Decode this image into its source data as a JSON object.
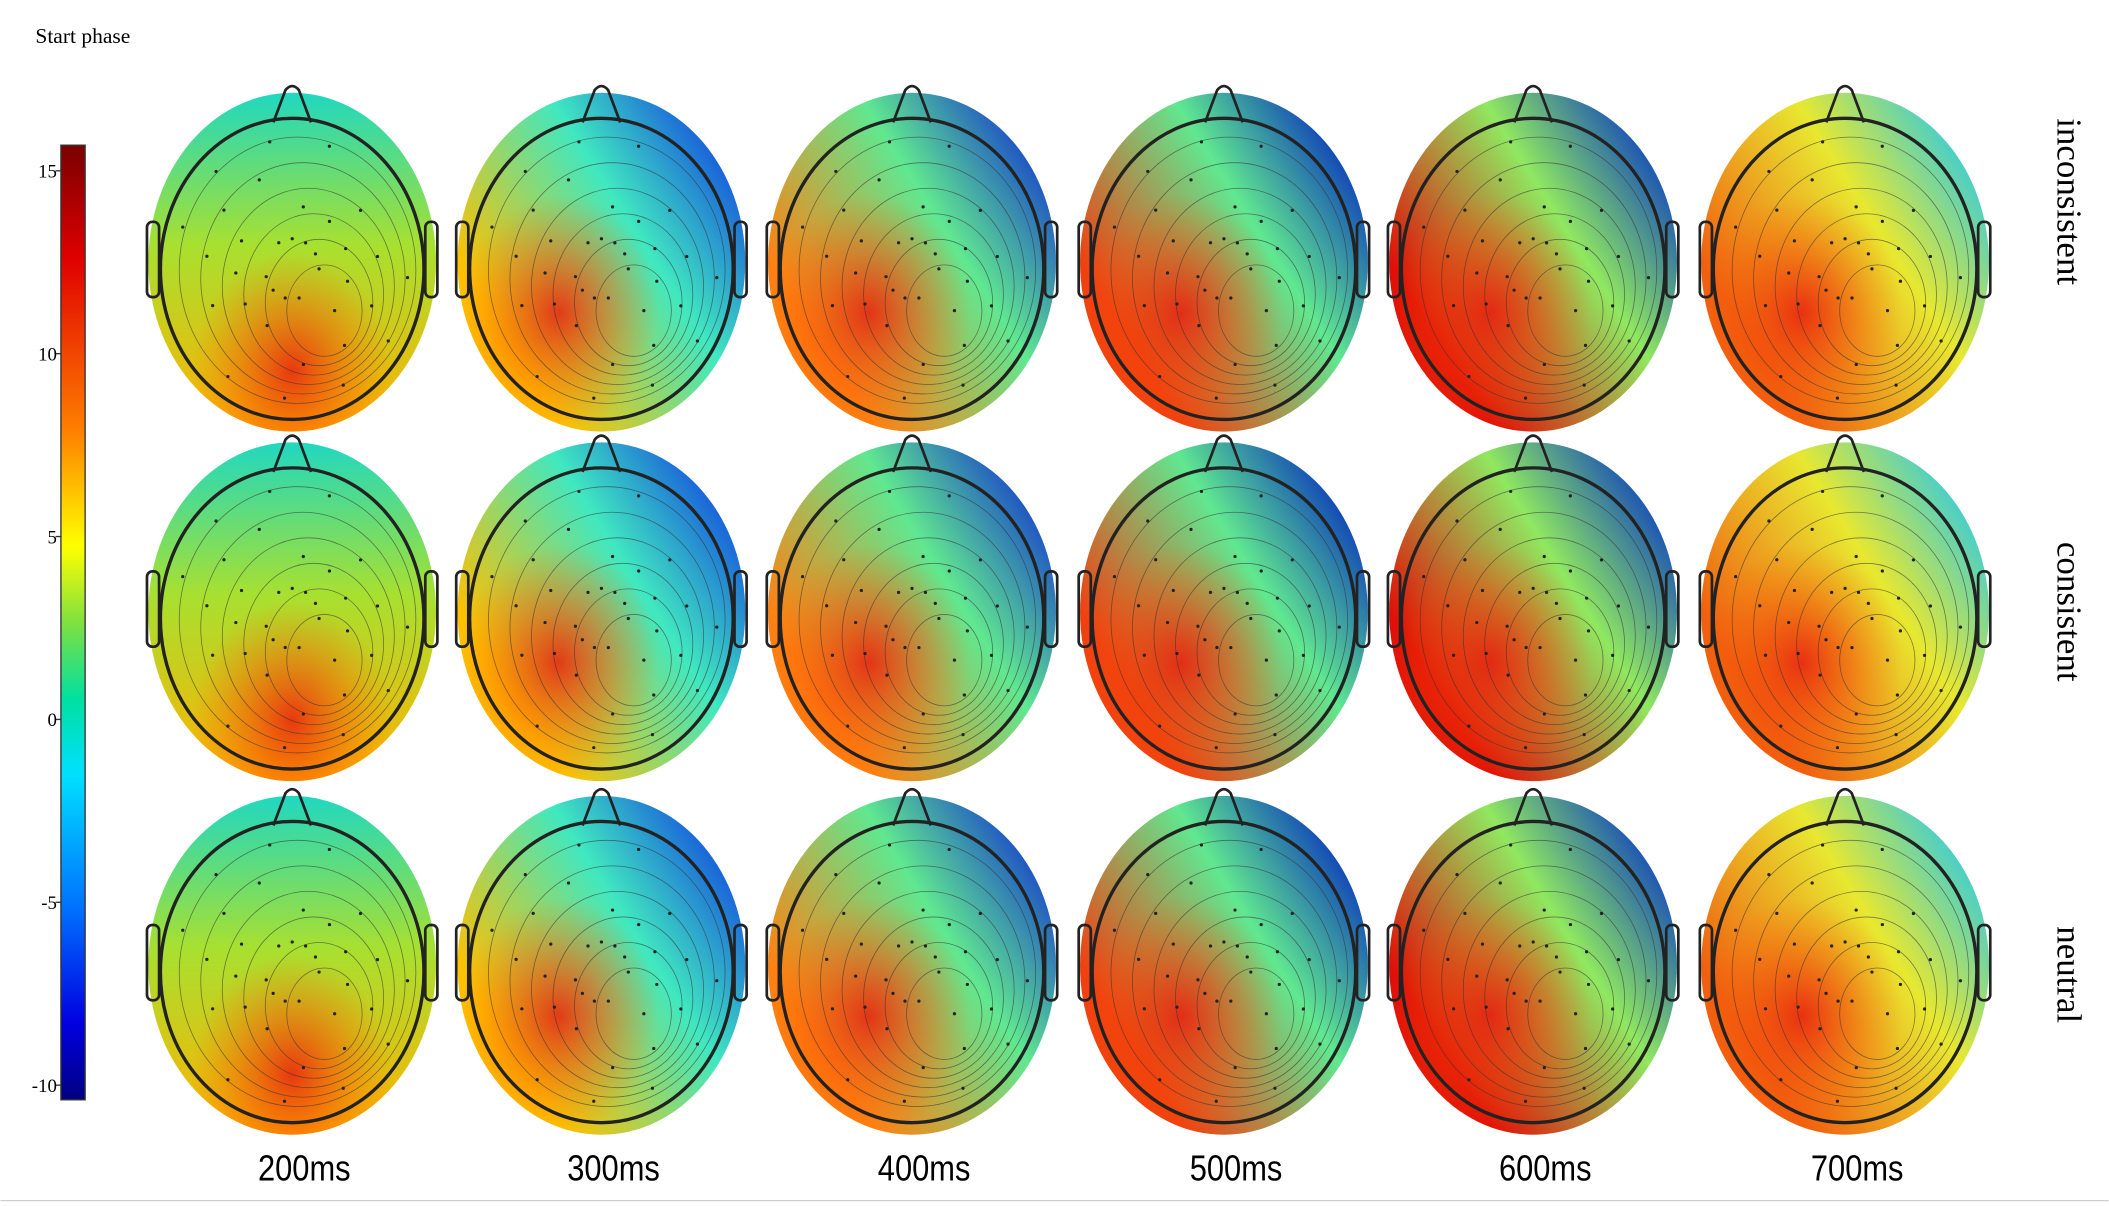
{
  "title": "Start phase",
  "colorbar": {
    "lim": [
      -10.4,
      15.7
    ],
    "ticks": [
      15,
      10,
      5,
      0,
      -5,
      -10
    ]
  },
  "rows": [
    "inconsistent",
    "consistent",
    "neutral"
  ],
  "columns": [
    "200ms",
    "300ms",
    "400ms",
    "500ms",
    "600ms",
    "700ms"
  ]
}
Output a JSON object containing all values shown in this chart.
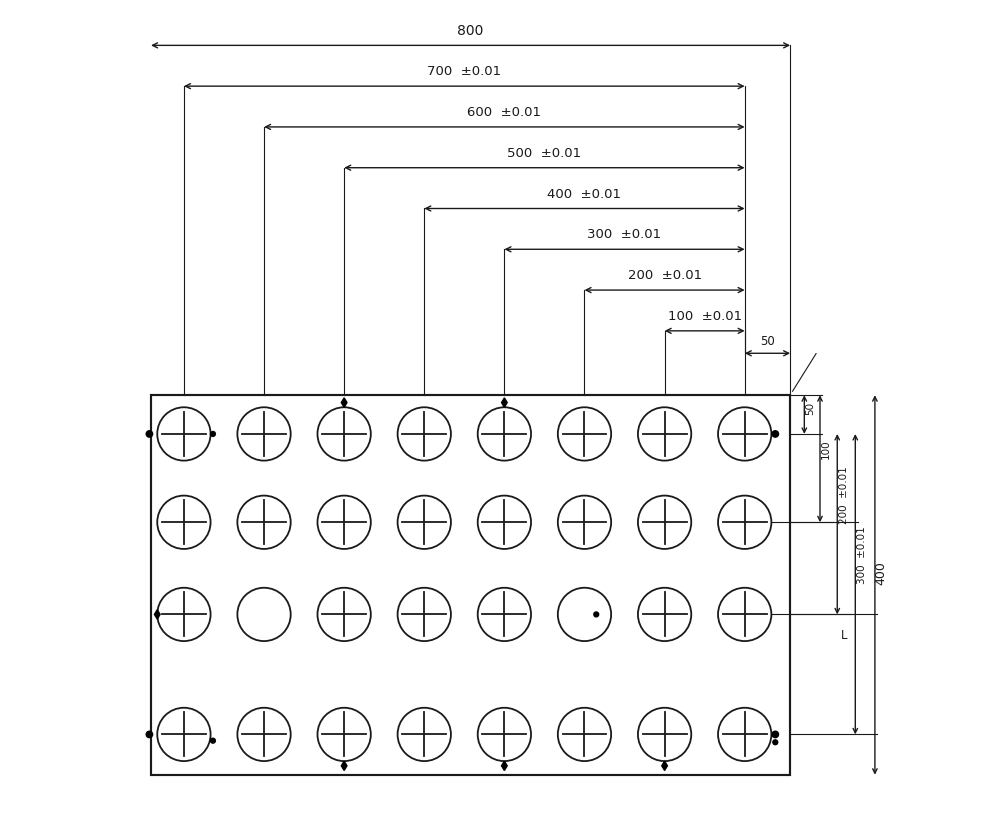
{
  "fig_width": 10.0,
  "fig_height": 8.17,
  "dpi": 100,
  "bg_color": "#ffffff",
  "line_color": "#1a1a1a",
  "dim_800_label": "800",
  "dim_700_label": "700  ±0.01",
  "dim_600_label": "600  ±0.01",
  "dim_500_label": "500  ±0.01",
  "dim_400_label": "400  ±0.01",
  "dim_300_label": "300  ±0.01",
  "dim_200_label": "200  ±0.01",
  "dim_100_label": "100  ±0.01",
  "dim_50h_label": "50",
  "dim_v50_label": "50",
  "dim_v100_label": "100",
  "dim_v200_label": "200  ±0.01",
  "dim_v300_label": "300  ±0.01",
  "dim_v400_label": "400",
  "cross_pattern": [
    [
      true,
      true,
      true,
      true,
      true,
      true,
      true,
      true
    ],
    [
      true,
      true,
      true,
      true,
      true,
      true,
      true,
      true
    ],
    [
      true,
      false,
      true,
      true,
      true,
      false,
      true,
      true
    ],
    [
      true,
      true,
      true,
      true,
      true,
      true,
      true,
      true
    ]
  ]
}
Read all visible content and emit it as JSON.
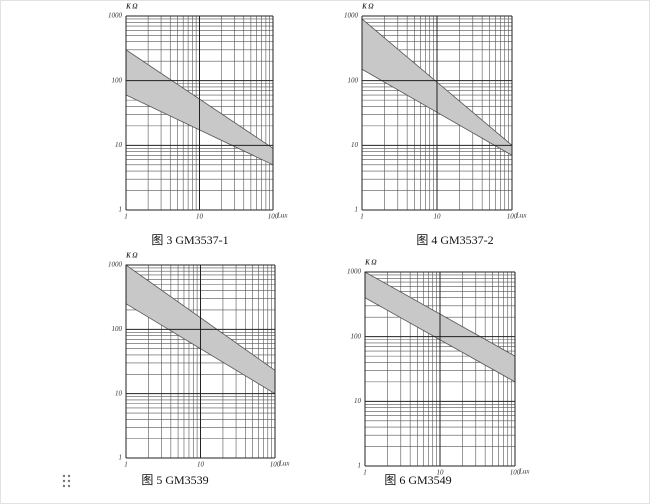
{
  "chart_data": [
    {
      "type": "area",
      "title": "图 3 GM3537-1",
      "y_label": "K Ω",
      "x_label": "Lux",
      "log_x": true,
      "log_y": true,
      "grid": true,
      "color": "#c8c8c8",
      "x": [
        1,
        100
      ],
      "series": [
        {
          "values": [
            300,
            9
          ]
        },
        {
          "values": [
            60,
            5
          ]
        }
      ],
      "xlim": [
        1,
        100
      ],
      "ylim": [
        1,
        1000
      ],
      "xticks": [
        1,
        10,
        100
      ],
      "yticks": [
        1,
        10,
        100,
        1000
      ]
    },
    {
      "type": "area",
      "title": "图 4 GM3537-2",
      "y_label": "K Ω",
      "x_label": "Lux",
      "log_x": true,
      "log_y": true,
      "grid": true,
      "color": "#c8c8c8",
      "x": [
        1,
        100
      ],
      "series": [
        {
          "values": [
            900,
            10
          ]
        },
        {
          "values": [
            150,
            7
          ]
        }
      ],
      "xlim": [
        1,
        100
      ],
      "ylim": [
        1,
        1000
      ],
      "xticks": [
        1,
        10,
        100
      ],
      "yticks": [
        1,
        10,
        100,
        1000
      ]
    },
    {
      "type": "area",
      "title": "图 5 GM3539",
      "y_label": "K Ω",
      "x_label": "Lux",
      "log_x": true,
      "log_y": true,
      "grid": true,
      "color": "#c8c8c8",
      "x": [
        1,
        100
      ],
      "series": [
        {
          "values": [
            1000,
            23
          ]
        },
        {
          "values": [
            250,
            10
          ]
        }
      ],
      "xlim": [
        1,
        100
      ],
      "ylim": [
        1,
        1000
      ],
      "xticks": [
        1,
        10,
        100
      ],
      "yticks": [
        1,
        10,
        100,
        1000
      ]
    },
    {
      "type": "area",
      "title": "图 6 GM3549",
      "y_label": "K Ω",
      "x_label": "Lux",
      "log_x": true,
      "log_y": true,
      "grid": true,
      "color": "#c8c8c8",
      "x": [
        1,
        100
      ],
      "series": [
        {
          "values": [
            1000,
            50
          ]
        },
        {
          "values": [
            400,
            20
          ]
        }
      ],
      "xlim": [
        1,
        100
      ],
      "ylim": [
        1,
        1000
      ],
      "xticks": [
        1,
        10,
        100
      ],
      "yticks": [
        1,
        10,
        100,
        1000
      ]
    }
  ]
}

☆ ☆ ☆ ☆

## EXERCISE REQUIREMENTS
Return solely the number of lines in the data that include the word "title".

## FINAL ANSWER
5